*TASK GOAL:* In the copy, keep every record exact and leave out all images.

***

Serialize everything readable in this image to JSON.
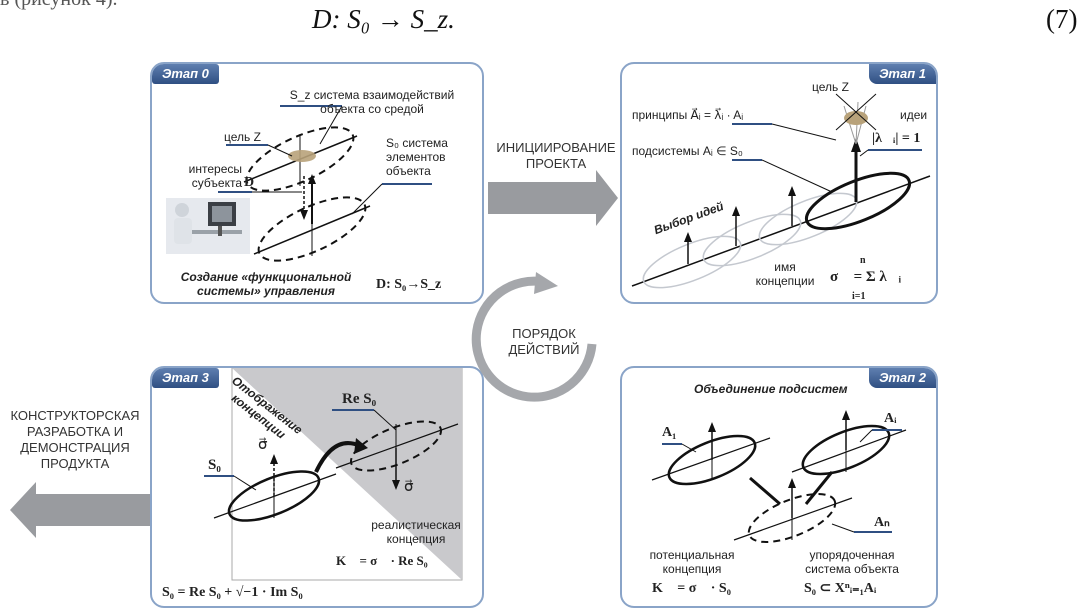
{
  "top": {
    "prefix": "в (рисунок 4).",
    "formula": "D: S₀ → S_z.",
    "number": "(7)"
  },
  "stage0": {
    "tab": "Этап 0",
    "sz_label": "S_z система взаимодействий объекта со средой",
    "goal": "цель Z",
    "interests": "интересы субъекта",
    "d": "D",
    "s0_label": "S₀ система элементов объекта",
    "caption": "Создание «функциональной системы» управления",
    "formula": "D: S₀→S_z"
  },
  "stage1": {
    "tab": "Этап 1",
    "goal": "цель Z",
    "principles": "принципы A⃗ᵢ = λ⃗ᵢ · Aᵢ",
    "ideas": "идеи",
    "norm": "|λ⃗ᵢ| = 1",
    "subsystems": "подсистемы Aᵢ ∈ S₀",
    "choice": "Выбор идей",
    "concept_name": "имя концепции",
    "sum_formula": "σ⃗ = Σ λ⃗ᵢ",
    "sum_top": "n",
    "sum_bottom": "i=1"
  },
  "stage2": {
    "tab": "Этап 2",
    "title": "Объединение подсистем",
    "a1": "A₁",
    "ai": "Aᵢ",
    "an": "Aₙ",
    "potential": "потенциальная концепция",
    "ordered": "упорядоченная система объекта",
    "k_formula": "K⃗ = σ⃗ · S₀",
    "s0_formula": "S₀ ⊂ Xⁿᵢ₌₁Aᵢ"
  },
  "stage3": {
    "tab": "Этап 3",
    "mapping": "Отображение концепции",
    "re_s0": "Re S₀",
    "s0": "S₀",
    "sigma": "σ⃗",
    "realistic": "реалистическая концепция",
    "k_formula": "K⃗ = σ⃗ · Re S₀",
    "bottom_formula": "S₀ = Re S₀ + √−1 · Im S₀"
  },
  "flow": {
    "initiation": "ИНИЦИИРОВАНИЕ ПРОЕКТА",
    "order": "ПОРЯДОК ДЕЙСТВИЙ",
    "design": "КОНСТРУКТОРСКАЯ РАЗРАБОТКА И ДЕМОНСТРАЦИЯ ПРОДУКТА"
  }
}
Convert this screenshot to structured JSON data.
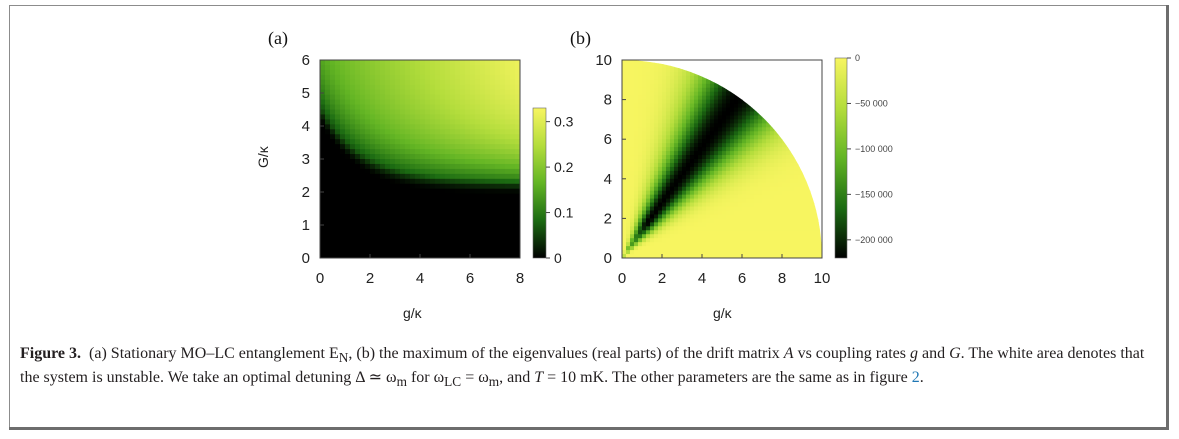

***

*RIGHT ANSWER:*
Serialize everything readable in this image to JSON.
{
  "top": {
    "prefix": "в (рисунок 4).",
    "formula": "D: S₀ → S_z.",
    "number": "(7)"
  },
  "stage0": {
    "tab": "Этап 0",
    "sz_label": "S_z система взаимодействий объекта со средой",
    "goal": "цель Z",
    "interests": "интересы субъекта",
    "d": "D",
    "s0_label": "S₀ система элементов объекта",
    "caption": "Создание «функциональной системы» управления",
    "formula": "D: S₀→S_z"
  },
  "stage1": {
    "tab": "Этап 1",
    "goal": "цель Z",
    "principles": "принципы A⃗ᵢ = λ⃗ᵢ · Aᵢ",
    "ideas": "идеи",
    "norm": "|λ⃗ᵢ| = 1",
    "subsystems": "подсистемы Aᵢ ∈ S₀",
    "choice": "Выбор идей",
    "concept_name": "имя концепции",
    "sum_formula": "σ⃗ = Σ λ⃗ᵢ",
    "sum_top": "n",
    "sum_bottom": "i=1"
  },
  "stage2": {
    "tab": "Этап 2",
    "title": "Объединение подсистем",
    "a1": "A₁",
    "ai": "Aᵢ",
    "an": "Aₙ",
    "potential": "потенциальная концепция",
    "ordered": "упорядоченная система объекта",
    "k_formula": "K⃗ = σ⃗ · S₀",
    "s0_formula": "S₀ ⊂ Xⁿᵢ₌₁Aᵢ"
  },
  "stage3": {
    "tab": "Этап 3",
    "mapping": "Отображение концепции",
    "re_s0": "Re S₀",
    "s0": "S₀",
    "sigma": "σ⃗",
    "realistic": "реалистическая концепция",
    "k_formula": "K⃗ = σ⃗ · Re S₀",
    "bottom_formula": "S₀ = Re S₀ + √−1 · Im S₀"
  },
  "flow": {
    "initiation": "ИНИЦИИРОВАНИЕ ПРОЕКТА",
    "order": "ПОРЯДОК ДЕЙСТВИЙ",
    "design": "КОНСТРУКТОРСКАЯ РАЗРАБОТКА И ДЕМОНСТРАЦИЯ ПРОДУКТА"
  }
}
Convert this screenshot to structured JSON data.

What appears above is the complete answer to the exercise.